▸ **Supplied material**:
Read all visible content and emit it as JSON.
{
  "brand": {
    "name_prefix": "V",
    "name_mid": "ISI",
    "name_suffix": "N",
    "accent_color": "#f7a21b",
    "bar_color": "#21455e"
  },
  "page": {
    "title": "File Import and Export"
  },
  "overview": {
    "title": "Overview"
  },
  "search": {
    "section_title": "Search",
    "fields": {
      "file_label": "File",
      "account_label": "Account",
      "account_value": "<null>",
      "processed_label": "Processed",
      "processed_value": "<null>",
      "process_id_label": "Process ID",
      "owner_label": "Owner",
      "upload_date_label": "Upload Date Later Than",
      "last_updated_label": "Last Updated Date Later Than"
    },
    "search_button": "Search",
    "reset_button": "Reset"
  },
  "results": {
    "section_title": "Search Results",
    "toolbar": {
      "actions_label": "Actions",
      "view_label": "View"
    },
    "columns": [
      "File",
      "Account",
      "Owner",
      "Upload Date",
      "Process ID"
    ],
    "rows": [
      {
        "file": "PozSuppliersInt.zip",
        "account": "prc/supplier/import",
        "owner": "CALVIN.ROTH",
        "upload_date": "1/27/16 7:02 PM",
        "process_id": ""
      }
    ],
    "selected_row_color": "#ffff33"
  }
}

▸ **Goal**: Output the records above in their entirety, exactly.

▸ **Response to the task**:
Read all visible content and emit it as JSON.
{
  "brand": {
    "name_prefix": "V",
    "name_mid": "ISI",
    "name_suffix": "N",
    "accent_color": "#f7a21b",
    "bar_color": "#21455e"
  },
  "page": {
    "title": "File Import and Export"
  },
  "overview": {
    "title": "Overview"
  },
  "search": {
    "section_title": "Search",
    "fields": {
      "file_label": "File",
      "account_label": "Account",
      "account_value": "<null>",
      "processed_label": "Processed",
      "processed_value": "<null>",
      "process_id_label": "Process ID",
      "owner_label": "Owner",
      "upload_date_label": "Upload Date Later Than",
      "last_updated_label": "Last Updated Date Later Than"
    },
    "search_button": "Search",
    "reset_button": "Reset"
  },
  "results": {
    "section_title": "Search Results",
    "toolbar": {
      "actions_label": "Actions",
      "view_label": "View"
    },
    "columns": [
      "File",
      "Account",
      "Owner",
      "Upload Date",
      "Process ID"
    ],
    "rows": [
      {
        "file": "PozSuppliersInt.zip",
        "account": "prc/supplier/import",
        "owner": "CALVIN.ROTH",
        "upload_date": "1/27/16 7:02 PM",
        "process_id": ""
      }
    ],
    "selected_row_color": "#ffff33"
  }
}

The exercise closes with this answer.